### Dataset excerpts
══════════════════════════════

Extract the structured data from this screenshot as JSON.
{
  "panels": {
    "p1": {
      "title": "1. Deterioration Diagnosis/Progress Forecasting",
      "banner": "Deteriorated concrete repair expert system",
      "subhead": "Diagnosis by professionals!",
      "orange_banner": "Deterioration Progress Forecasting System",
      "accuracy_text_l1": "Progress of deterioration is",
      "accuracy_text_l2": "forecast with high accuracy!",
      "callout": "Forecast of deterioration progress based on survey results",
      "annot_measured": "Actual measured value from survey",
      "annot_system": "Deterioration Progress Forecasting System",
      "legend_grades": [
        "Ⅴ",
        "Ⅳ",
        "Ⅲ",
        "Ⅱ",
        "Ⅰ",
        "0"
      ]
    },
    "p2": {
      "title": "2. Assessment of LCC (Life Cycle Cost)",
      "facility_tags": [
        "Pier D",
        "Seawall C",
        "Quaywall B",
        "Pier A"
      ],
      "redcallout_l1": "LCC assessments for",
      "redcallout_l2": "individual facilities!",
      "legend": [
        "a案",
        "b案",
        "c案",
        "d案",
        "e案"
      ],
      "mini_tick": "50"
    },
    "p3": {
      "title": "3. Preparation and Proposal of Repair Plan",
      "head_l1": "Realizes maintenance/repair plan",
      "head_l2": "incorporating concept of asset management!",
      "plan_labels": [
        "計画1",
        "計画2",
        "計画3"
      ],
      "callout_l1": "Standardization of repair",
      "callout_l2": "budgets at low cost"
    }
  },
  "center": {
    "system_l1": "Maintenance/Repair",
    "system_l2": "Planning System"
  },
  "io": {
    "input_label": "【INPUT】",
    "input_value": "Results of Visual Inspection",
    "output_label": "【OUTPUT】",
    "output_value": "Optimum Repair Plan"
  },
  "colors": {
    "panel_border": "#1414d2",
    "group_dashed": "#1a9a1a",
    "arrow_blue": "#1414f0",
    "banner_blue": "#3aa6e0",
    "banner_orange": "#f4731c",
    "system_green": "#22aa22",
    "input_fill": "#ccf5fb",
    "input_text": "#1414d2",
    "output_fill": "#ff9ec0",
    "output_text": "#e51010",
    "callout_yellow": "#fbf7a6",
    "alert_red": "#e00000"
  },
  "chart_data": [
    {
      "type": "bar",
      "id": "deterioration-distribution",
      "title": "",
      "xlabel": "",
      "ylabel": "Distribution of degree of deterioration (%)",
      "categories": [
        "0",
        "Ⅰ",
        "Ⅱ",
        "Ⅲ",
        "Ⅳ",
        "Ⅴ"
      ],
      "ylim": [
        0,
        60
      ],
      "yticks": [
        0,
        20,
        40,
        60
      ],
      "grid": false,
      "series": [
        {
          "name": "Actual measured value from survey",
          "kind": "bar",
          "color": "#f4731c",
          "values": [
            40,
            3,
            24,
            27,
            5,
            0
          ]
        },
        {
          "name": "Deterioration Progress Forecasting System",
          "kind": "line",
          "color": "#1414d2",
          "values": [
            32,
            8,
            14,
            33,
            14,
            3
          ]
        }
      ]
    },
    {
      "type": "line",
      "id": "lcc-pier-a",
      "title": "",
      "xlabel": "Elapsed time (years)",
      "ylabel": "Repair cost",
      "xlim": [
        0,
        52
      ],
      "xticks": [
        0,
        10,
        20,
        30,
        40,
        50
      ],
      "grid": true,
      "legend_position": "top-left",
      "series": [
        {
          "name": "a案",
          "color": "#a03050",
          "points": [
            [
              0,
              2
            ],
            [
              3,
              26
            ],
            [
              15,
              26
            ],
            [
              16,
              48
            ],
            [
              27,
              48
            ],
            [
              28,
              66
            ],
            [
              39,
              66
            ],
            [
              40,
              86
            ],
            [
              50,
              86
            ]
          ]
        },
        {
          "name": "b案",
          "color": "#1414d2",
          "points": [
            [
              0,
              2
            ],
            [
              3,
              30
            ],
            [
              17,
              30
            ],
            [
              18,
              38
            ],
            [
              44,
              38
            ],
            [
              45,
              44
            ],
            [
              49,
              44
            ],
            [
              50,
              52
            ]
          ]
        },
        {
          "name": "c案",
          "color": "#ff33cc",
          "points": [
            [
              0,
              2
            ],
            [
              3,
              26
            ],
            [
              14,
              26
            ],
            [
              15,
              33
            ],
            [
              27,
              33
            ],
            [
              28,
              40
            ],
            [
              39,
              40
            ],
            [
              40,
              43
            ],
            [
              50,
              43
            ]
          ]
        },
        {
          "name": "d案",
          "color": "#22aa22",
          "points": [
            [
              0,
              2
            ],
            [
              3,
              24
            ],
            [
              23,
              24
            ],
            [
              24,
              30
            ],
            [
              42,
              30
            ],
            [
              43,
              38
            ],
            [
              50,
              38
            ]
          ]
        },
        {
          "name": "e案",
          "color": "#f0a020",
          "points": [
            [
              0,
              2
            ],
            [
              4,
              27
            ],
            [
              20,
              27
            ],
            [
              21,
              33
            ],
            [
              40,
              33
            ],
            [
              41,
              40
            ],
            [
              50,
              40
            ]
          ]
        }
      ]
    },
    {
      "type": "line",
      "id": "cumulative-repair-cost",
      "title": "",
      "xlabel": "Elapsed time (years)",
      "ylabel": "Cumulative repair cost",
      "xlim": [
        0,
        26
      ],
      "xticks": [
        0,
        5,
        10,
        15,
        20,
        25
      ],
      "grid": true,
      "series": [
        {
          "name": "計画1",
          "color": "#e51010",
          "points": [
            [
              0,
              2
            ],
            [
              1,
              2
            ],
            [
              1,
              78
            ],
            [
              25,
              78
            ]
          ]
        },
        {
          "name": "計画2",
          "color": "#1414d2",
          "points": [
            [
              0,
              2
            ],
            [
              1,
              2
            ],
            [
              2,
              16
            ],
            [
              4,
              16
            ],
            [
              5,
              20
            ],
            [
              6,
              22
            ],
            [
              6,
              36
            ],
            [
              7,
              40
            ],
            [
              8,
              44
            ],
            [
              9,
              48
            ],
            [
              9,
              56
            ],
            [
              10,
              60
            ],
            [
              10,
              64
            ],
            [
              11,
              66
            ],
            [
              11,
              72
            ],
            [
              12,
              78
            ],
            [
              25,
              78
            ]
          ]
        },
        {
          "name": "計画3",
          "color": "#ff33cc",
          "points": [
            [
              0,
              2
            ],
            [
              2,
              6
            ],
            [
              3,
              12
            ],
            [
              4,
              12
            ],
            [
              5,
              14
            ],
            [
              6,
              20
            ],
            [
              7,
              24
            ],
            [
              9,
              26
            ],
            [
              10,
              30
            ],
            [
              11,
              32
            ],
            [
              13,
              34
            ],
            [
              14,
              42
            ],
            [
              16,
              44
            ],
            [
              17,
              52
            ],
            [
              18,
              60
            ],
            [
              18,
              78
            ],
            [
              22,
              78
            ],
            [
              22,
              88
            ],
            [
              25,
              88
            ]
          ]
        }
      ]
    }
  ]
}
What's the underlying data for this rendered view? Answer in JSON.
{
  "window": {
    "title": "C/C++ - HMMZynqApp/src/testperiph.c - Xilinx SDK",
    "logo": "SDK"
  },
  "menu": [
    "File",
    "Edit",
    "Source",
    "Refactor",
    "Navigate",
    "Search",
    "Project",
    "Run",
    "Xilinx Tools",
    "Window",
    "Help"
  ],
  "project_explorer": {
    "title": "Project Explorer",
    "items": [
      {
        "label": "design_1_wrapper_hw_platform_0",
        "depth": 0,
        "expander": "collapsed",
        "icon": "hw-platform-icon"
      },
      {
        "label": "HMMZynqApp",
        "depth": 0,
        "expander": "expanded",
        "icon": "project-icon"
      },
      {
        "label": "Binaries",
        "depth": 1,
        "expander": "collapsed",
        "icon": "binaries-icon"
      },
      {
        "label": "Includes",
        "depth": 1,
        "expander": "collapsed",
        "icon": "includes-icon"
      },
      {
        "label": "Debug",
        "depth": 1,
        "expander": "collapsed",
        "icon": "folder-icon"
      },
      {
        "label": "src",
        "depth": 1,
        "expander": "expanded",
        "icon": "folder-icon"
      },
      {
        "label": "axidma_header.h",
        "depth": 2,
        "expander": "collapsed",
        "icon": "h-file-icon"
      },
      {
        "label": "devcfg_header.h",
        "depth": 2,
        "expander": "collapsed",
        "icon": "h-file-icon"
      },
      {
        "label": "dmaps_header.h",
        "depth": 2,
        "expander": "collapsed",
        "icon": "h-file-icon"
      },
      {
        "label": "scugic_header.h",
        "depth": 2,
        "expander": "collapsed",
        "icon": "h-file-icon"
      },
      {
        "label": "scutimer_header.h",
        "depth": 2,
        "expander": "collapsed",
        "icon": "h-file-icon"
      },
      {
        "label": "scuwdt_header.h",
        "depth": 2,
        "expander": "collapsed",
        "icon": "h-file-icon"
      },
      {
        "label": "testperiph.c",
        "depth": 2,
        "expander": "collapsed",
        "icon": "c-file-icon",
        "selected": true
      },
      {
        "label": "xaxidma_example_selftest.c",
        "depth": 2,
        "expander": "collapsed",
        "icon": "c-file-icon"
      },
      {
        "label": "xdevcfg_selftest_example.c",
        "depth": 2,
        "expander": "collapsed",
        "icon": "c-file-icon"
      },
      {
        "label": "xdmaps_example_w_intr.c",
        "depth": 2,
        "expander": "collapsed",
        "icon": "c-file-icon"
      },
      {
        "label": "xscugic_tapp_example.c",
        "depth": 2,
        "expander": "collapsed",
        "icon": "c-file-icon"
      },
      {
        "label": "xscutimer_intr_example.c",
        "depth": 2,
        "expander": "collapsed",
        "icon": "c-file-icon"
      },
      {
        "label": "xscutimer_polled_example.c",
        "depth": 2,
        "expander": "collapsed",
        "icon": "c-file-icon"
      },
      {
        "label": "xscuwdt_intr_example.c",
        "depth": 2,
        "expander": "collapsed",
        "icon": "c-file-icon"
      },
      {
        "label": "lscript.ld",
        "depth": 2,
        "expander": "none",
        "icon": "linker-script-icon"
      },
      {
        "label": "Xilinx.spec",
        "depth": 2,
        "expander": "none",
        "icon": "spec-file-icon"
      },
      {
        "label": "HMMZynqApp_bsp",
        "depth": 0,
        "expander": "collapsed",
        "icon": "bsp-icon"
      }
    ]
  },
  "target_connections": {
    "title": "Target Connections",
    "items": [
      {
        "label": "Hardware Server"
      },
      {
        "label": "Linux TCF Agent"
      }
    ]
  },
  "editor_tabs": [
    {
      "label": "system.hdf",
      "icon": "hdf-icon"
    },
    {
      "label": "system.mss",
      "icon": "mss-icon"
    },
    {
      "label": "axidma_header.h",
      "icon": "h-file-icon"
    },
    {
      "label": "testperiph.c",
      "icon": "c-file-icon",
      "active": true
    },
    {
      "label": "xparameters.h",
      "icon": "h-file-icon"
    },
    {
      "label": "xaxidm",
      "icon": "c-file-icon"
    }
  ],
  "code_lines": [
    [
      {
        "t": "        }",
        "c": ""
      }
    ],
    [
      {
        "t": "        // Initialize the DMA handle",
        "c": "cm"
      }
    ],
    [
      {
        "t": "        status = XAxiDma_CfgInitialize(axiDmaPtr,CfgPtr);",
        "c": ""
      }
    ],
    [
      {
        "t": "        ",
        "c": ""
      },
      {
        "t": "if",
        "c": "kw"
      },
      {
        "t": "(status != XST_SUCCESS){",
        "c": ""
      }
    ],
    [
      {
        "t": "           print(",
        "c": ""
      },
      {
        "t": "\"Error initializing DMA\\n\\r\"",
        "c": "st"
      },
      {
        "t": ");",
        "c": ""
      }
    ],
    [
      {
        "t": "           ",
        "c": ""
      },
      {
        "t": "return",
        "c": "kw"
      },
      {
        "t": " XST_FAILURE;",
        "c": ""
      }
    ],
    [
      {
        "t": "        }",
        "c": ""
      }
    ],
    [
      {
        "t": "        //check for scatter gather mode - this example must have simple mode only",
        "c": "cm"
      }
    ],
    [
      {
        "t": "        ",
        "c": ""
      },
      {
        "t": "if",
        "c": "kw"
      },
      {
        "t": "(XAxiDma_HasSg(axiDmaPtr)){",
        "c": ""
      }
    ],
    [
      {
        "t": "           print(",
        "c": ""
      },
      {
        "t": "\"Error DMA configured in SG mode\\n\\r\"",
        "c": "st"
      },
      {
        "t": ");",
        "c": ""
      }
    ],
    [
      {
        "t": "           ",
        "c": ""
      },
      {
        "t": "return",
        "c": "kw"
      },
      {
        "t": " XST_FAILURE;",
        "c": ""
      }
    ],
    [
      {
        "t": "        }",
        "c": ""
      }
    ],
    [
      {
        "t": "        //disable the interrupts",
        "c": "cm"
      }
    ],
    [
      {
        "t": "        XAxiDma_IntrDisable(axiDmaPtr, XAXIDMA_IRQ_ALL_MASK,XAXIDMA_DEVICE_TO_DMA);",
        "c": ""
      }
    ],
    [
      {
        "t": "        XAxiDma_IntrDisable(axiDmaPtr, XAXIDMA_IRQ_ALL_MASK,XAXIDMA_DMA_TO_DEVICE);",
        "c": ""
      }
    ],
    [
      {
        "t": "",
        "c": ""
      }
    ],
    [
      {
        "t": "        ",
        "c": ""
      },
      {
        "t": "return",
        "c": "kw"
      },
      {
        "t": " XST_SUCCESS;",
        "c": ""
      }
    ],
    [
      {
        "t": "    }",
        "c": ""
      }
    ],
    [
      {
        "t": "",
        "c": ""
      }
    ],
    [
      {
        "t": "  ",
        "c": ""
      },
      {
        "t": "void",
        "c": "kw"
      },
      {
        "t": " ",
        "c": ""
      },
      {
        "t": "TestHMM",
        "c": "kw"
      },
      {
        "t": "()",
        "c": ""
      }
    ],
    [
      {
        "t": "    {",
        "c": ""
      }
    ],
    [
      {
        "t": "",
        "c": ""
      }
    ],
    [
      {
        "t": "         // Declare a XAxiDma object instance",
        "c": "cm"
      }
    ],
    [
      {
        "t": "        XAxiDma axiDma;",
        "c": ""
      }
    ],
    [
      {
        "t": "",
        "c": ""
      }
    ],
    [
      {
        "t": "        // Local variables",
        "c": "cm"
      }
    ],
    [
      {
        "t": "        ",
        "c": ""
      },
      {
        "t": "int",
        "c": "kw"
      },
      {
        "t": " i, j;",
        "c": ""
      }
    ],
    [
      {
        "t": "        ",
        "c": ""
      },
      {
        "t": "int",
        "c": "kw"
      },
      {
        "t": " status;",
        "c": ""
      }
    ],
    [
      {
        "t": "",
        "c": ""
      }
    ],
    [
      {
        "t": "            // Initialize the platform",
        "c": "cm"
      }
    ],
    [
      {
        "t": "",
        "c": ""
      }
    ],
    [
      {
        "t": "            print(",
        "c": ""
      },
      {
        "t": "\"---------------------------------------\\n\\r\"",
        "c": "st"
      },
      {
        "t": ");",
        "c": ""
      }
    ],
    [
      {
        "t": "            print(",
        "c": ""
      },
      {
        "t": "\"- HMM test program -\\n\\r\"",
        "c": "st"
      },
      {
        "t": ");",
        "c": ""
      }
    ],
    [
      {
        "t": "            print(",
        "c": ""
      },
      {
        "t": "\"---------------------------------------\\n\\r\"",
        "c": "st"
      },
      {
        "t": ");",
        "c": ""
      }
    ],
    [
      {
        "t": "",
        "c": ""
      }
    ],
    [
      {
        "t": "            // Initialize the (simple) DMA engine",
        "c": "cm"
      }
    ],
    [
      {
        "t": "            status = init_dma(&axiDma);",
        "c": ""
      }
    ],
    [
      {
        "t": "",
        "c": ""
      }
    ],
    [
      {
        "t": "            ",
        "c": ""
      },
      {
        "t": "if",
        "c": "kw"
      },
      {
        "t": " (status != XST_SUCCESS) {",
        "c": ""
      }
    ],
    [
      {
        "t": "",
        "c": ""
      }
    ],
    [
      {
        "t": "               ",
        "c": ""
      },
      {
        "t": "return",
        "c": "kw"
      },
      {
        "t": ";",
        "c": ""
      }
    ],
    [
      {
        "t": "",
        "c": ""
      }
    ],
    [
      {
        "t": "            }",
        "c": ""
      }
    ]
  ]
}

══════════════════════════════

### Work to complete
Extract every line above containing the word "testperiph".

### Task output
    "title": "C/C++ - HMMZynqApp/src/testperiph.c - Xilinx SDK",
        "label": "testperiph.c",
      "label": "testperiph.c",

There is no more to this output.